◆ PROBLEM DESCRIPTION ◆
Report each line of the data that includes the word "又对生物整体的生命过程起作用".

◆ STORED RECORDS ◆
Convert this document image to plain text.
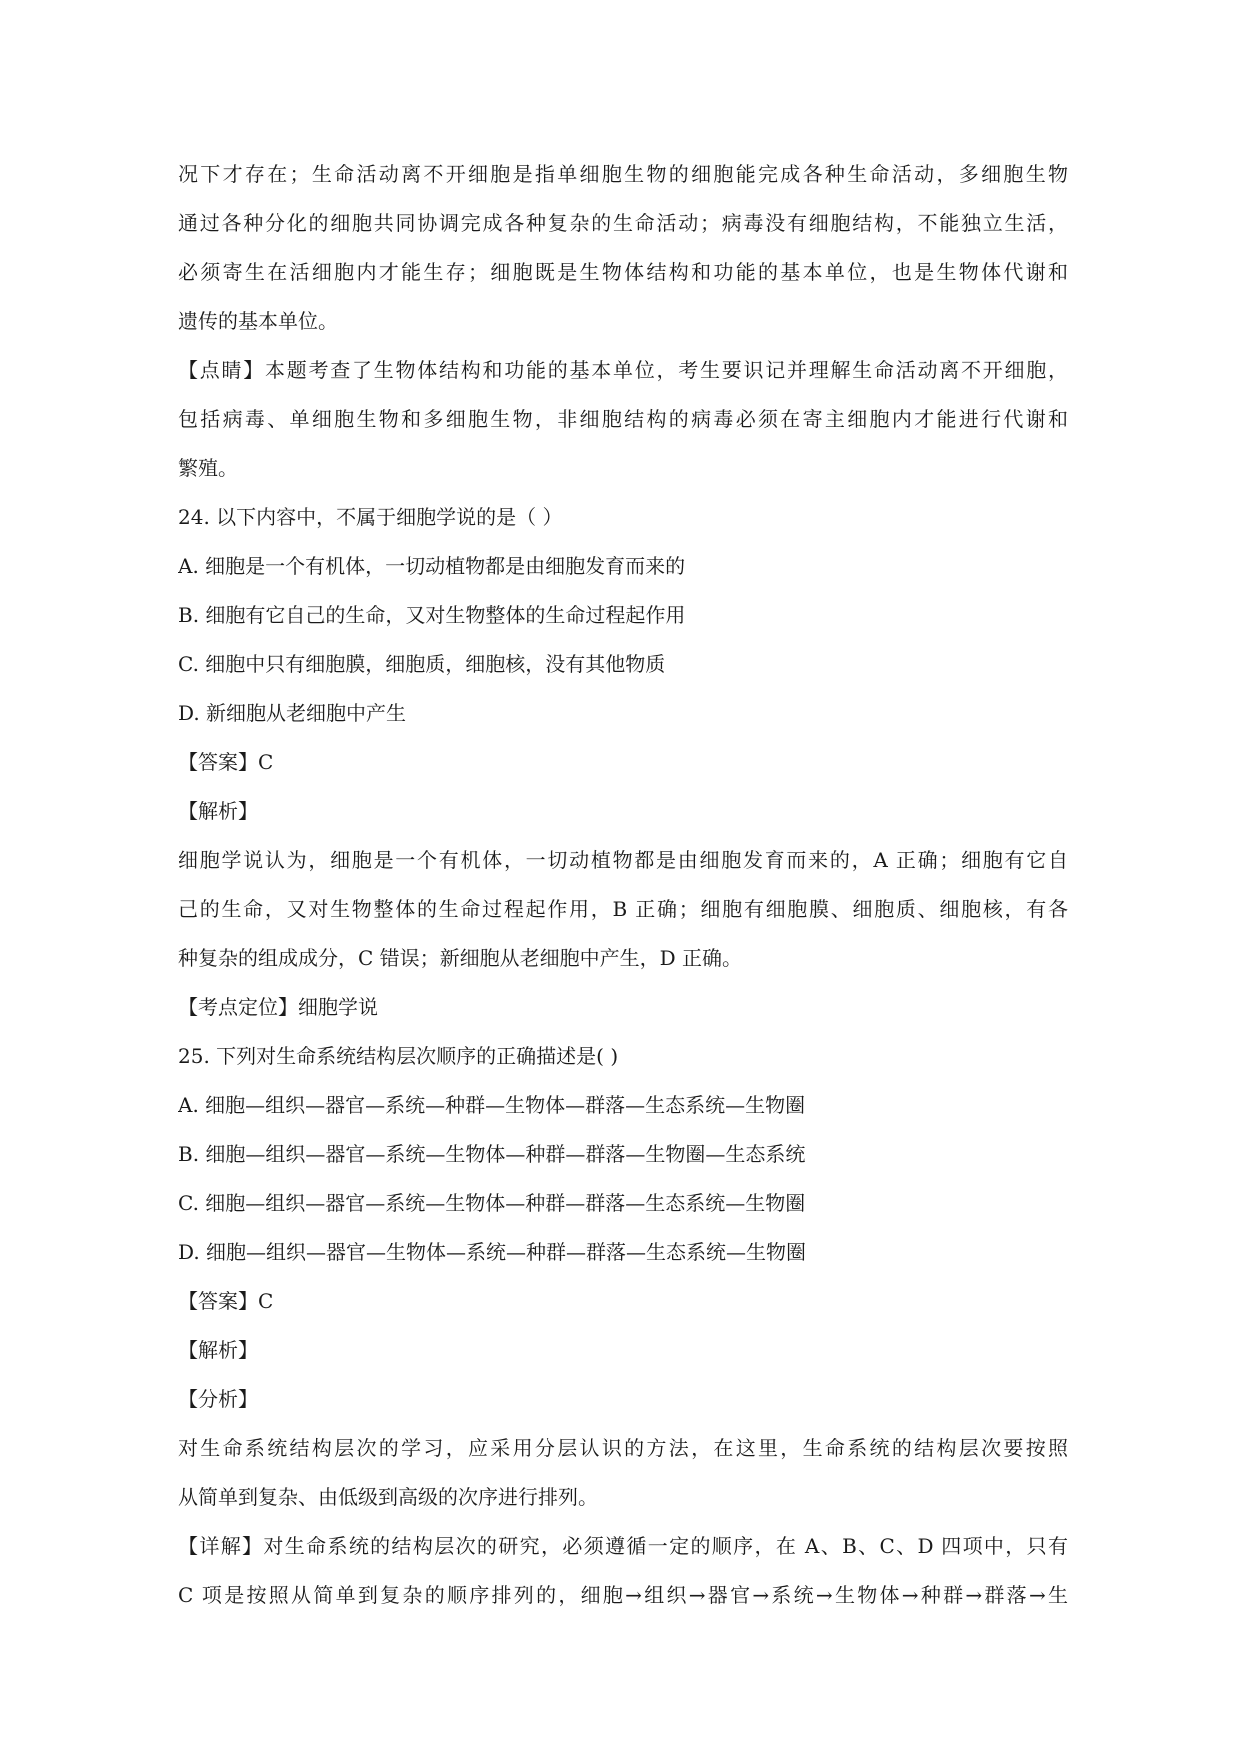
况下才存在；生命活动离不开细胞是指单细胞生物的细胞能完成各种生命活动，多细胞生物
通过各种分化的细胞共同协调完成各种复杂的生命活动；病毒没有细胞结构，不能独立生活，
必须寄生在活细胞内才能生存；细胞既是生物体结构和功能的基本单位，也是生物体代谢和
遗传的基本单位。
【点睛】本题考查了生物体结构和功能的基本单位，考生要识记并理解生命活动离不开细胞，
包括病毒、单细胞生物和多细胞生物，非细胞结构的病毒必须在寄主细胞内才能进行代谢和
繁殖。
24. 以下内容中，不属于细胞学说的是（ ）
A. 细胞是一个有机体，一切动植物都是由细胞发育而来的
B. 细胞有它自己的生命，又对生物整体的生命过程起作用
C. 细胞中只有细胞膜，细胞质，细胞核，没有其他物质
D. 新细胞从老细胞中产生
【答案】C
【解析】
细胞学说认为，细胞是一个有机体，一切动植物都是由细胞发育而来的，A 正确；细胞有它自
己的生命，又对生物整体的生命过程起作用，B 正确；细胞有细胞膜、细胞质、细胞核，有各
种复杂的组成成分，C 错误；新细胞从老细胞中产生，D 正确。
【考点定位】细胞学说
25. 下列对生命系统结构层次顺序的正确描述是( )
A. 细胞—组织—器官—系统—种群—生物体—群落—生态系统—生物圈
B. 细胞—组织—器官—系统—生物体—种群—群落—生物圈—生态系统
C. 细胞—组织—器官—系统—生物体—种群—群落—生态系统—生物圈
D. 细胞—组织—器官—生物体—系统—种群—群落—生态系统—生物圈
【答案】C
【解析】
【分析】
对生命系统结构层次的学习，应采用分层认识的方法，在这里，生命系统的结构层次要按照
从简单到复杂、由低级到高级的次序进行排列。
【详解】对生命系统的结构层次的研究，必须遵循一定的顺序，在 A、B、C、D 四项中，只有
C 项是按照从简单到复杂的顺序排列的，细胞→组织→器官→系统→生物体→种群→群落→生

◆ RESPONSE FOR THIS EXERCISE ◆
B. 细胞有它自己的生命，又对生物整体的生命过程起作用
己的生命，又对生物整体的生命过程起作用，B 正确；细胞有细胞膜、细胞质、细胞核，有各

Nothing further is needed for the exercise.